**OBJECTIVE**
Give the data below again, word for word.

── DATA RECORDS ──

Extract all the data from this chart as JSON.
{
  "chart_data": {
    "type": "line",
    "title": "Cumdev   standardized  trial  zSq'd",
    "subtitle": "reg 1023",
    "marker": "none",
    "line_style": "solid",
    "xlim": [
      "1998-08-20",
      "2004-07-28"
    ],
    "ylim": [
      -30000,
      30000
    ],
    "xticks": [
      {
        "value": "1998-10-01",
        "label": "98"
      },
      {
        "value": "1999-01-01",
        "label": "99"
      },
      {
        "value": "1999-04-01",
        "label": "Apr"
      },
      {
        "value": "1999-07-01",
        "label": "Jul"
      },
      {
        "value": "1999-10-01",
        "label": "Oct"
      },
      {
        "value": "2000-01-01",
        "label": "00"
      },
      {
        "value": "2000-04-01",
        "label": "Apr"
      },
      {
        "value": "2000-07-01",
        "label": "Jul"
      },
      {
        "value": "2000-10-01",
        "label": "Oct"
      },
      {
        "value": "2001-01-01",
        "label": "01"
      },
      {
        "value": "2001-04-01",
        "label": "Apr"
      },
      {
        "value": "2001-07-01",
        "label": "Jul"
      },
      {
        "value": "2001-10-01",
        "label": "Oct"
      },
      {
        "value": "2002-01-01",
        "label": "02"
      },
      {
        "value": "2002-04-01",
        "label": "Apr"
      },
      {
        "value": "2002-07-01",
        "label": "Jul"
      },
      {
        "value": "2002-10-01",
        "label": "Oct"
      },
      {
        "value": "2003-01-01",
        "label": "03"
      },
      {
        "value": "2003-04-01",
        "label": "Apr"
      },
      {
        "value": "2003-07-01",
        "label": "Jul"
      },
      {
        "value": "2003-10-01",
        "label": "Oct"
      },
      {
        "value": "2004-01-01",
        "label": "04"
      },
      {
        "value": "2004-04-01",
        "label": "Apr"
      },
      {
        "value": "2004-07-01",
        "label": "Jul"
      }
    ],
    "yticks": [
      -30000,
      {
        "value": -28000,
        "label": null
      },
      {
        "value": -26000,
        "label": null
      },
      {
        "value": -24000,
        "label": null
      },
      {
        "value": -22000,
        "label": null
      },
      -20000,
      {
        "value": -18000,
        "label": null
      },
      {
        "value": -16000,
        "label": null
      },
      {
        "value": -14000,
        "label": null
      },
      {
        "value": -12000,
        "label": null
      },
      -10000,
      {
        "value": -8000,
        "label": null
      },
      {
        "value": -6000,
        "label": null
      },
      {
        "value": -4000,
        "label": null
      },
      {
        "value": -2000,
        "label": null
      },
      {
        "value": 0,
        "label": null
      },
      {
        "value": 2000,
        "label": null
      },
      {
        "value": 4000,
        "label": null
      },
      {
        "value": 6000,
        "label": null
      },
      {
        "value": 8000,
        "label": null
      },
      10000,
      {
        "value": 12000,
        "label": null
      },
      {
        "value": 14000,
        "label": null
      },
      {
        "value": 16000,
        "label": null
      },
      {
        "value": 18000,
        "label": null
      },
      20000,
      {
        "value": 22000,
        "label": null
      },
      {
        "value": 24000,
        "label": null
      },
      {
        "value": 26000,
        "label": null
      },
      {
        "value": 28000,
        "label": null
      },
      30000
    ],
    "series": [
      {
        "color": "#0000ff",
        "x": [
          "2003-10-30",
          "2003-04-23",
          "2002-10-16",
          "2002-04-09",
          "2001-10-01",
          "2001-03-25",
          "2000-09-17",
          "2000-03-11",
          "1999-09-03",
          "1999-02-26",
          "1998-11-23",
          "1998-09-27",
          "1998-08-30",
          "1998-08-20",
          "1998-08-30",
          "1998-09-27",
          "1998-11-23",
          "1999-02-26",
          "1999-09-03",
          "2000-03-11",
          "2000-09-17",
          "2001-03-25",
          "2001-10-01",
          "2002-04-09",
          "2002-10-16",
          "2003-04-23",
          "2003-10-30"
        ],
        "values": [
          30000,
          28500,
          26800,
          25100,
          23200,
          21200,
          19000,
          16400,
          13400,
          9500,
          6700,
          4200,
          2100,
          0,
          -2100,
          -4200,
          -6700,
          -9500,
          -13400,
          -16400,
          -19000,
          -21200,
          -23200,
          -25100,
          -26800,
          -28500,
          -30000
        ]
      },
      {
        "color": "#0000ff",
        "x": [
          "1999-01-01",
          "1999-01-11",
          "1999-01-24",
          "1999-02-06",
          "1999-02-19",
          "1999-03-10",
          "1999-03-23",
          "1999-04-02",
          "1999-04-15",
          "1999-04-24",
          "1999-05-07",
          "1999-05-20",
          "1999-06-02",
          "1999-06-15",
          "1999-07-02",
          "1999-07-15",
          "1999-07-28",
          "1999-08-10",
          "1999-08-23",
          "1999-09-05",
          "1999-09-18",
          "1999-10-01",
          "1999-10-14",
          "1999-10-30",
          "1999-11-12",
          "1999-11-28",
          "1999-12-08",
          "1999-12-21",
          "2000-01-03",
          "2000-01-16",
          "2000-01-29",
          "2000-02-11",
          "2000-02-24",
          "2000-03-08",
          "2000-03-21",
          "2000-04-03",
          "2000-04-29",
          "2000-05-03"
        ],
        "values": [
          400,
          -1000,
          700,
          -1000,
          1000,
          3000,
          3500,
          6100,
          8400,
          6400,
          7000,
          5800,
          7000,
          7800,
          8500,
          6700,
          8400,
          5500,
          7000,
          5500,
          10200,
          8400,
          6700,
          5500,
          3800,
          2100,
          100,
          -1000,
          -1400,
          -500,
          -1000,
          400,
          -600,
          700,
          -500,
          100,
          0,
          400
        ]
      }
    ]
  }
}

───

**ANSWER FOR THIS EXERCISE**
Extract all the data from this chart as JSON.
{
  "chart_data": {
    "type": "line",
    "title": "Cumdev   standardized  trial  zSq'd",
    "subtitle": "reg 1023",
    "marker": "none",
    "line_style": "solid",
    "xlim": [
      "1998-08-20",
      "2004-07-28"
    ],
    "ylim": [
      -30000,
      30000
    ],
    "xticks": [
      {
        "value": "1998-10-01",
        "label": "98"
      },
      {
        "value": "1999-01-01",
        "label": "99"
      },
      {
        "value": "1999-04-01",
        "label": "Apr"
      },
      {
        "value": "1999-07-01",
        "label": "Jul"
      },
      {
        "value": "1999-10-01",
        "label": "Oct"
      },
      {
        "value": "2000-01-01",
        "label": "00"
      },
      {
        "value": "2000-04-01",
        "label": "Apr"
      },
      {
        "value": "2000-07-01",
        "label": "Jul"
      },
      {
        "value": "2000-10-01",
        "label": "Oct"
      },
      {
        "value": "2001-01-01",
        "label": "01"
      },
      {
        "value": "2001-04-01",
        "label": "Apr"
      },
      {
        "value": "2001-07-01",
        "label": "Jul"
      },
      {
        "value": "2001-10-01",
        "label": "Oct"
      },
      {
        "value": "2002-01-01",
        "label": "02"
      },
      {
        "value": "2002-04-01",
        "label": "Apr"
      },
      {
        "value": "2002-07-01",
        "label": "Jul"
      },
      {
        "value": "2002-10-01",
        "label": "Oct"
      },
      {
        "value": "2003-01-01",
        "label": "03"
      },
      {
        "value": "2003-04-01",
        "label": "Apr"
      },
      {
        "value": "2003-07-01",
        "label": "Jul"
      },
      {
        "value": "2003-10-01",
        "label": "Oct"
      },
      {
        "value": "2004-01-01",
        "label": "04"
      },
      {
        "value": "2004-04-01",
        "label": "Apr"
      },
      {
        "value": "2004-07-01",
        "label": "Jul"
      }
    ],
    "yticks": [
      -30000,
      {
        "value": -28000,
        "label": null
      },
      {
        "value": -26000,
        "label": null
      },
      {
        "value": -24000,
        "label": null
      },
      {
        "value": -22000,
        "label": null
      },
      -20000,
      {
        "value": -18000,
        "label": null
      },
      {
        "value": -16000,
        "label": null
      },
      {
        "value": -14000,
        "label": null
      },
      {
        "value": -12000,
        "label": null
      },
      -10000,
      {
        "value": -8000,
        "label": null
      },
      {
        "value": -6000,
        "label": null
      },
      {
        "value": -4000,
        "label": null
      },
      {
        "value": -2000,
        "label": null
      },
      {
        "value": 0,
        "label": null
      },
      {
        "value": 2000,
        "label": null
      },
      {
        "value": 4000,
        "label": null
      },
      {
        "value": 6000,
        "label": null
      },
      {
        "value": 8000,
        "label": null
      },
      10000,
      {
        "value": 12000,
        "label": null
      },
      {
        "value": 14000,
        "label": null
      },
      {
        "value": 16000,
        "label": null
      },
      {
        "value": 18000,
        "label": null
      },
      20000,
      {
        "value": 22000,
        "label": null
      },
      {
        "value": 24000,
        "label": null
      },
      {
        "value": 26000,
        "label": null
      },
      {
        "value": 28000,
        "label": null
      },
      30000
    ],
    "series": [
      {
        "color": "#0000ff",
        "x": [
          "2003-10-30",
          "2003-04-23",
          "2002-10-16",
          "2002-04-09",
          "2001-10-01",
          "2001-03-25",
          "2000-09-17",
          "2000-03-11",
          "1999-09-03",
          "1999-02-26",
          "1998-11-23",
          "1998-09-27",
          "1998-08-30",
          "1998-08-20",
          "1998-08-30",
          "1998-09-27",
          "1998-11-23",
          "1999-02-26",
          "1999-09-03",
          "2000-03-11",
          "2000-09-17",
          "2001-03-25",
          "2001-10-01",
          "2002-04-09",
          "2002-10-16",
          "2003-04-23",
          "2003-10-30"
        ],
        "values": [
          30000,
          28500,
          26800,
          25100,
          23200,
          21200,
          19000,
          16400,
          13400,
          9500,
          6700,
          4200,
          2100,
          0,
          -2100,
          -4200,
          -6700,
          -9500,
          -13400,
          -16400,
          -19000,
          -21200,
          -23200,
          -25100,
          -26800,
          -28500,
          -30000
        ]
      },
      {
        "color": "#0000ff",
        "x": [
          "1999-01-01",
          "1999-01-11",
          "1999-01-24",
          "1999-02-06",
          "1999-02-19",
          "1999-03-10",
          "1999-03-23",
          "1999-04-02",
          "1999-04-15",
          "1999-04-24",
          "1999-05-07",
          "1999-05-20",
          "1999-06-02",
          "1999-06-15",
          "1999-07-02",
          "1999-07-15",
          "1999-07-28",
          "1999-08-10",
          "1999-08-23",
          "1999-09-05",
          "1999-09-18",
          "1999-10-01",
          "1999-10-14",
          "1999-10-30",
          "1999-11-12",
          "1999-11-28",
          "1999-12-08",
          "1999-12-21",
          "2000-01-03",
          "2000-01-16",
          "2000-01-29",
          "2000-02-11",
          "2000-02-24",
          "2000-03-08",
          "2000-03-21",
          "2000-04-03",
          "2000-04-29",
          "2000-05-03"
        ],
        "values": [
          400,
          -1000,
          700,
          -1000,
          1000,
          3000,
          3500,
          6100,
          8400,
          6400,
          7000,
          5800,
          7000,
          7800,
          8500,
          6700,
          8400,
          5500,
          7000,
          5500,
          10200,
          8400,
          6700,
          5500,
          3800,
          2100,
          100,
          -1000,
          -1400,
          -500,
          -1000,
          400,
          -600,
          700,
          -500,
          100,
          0,
          400
        ]
      }
    ]
  }
}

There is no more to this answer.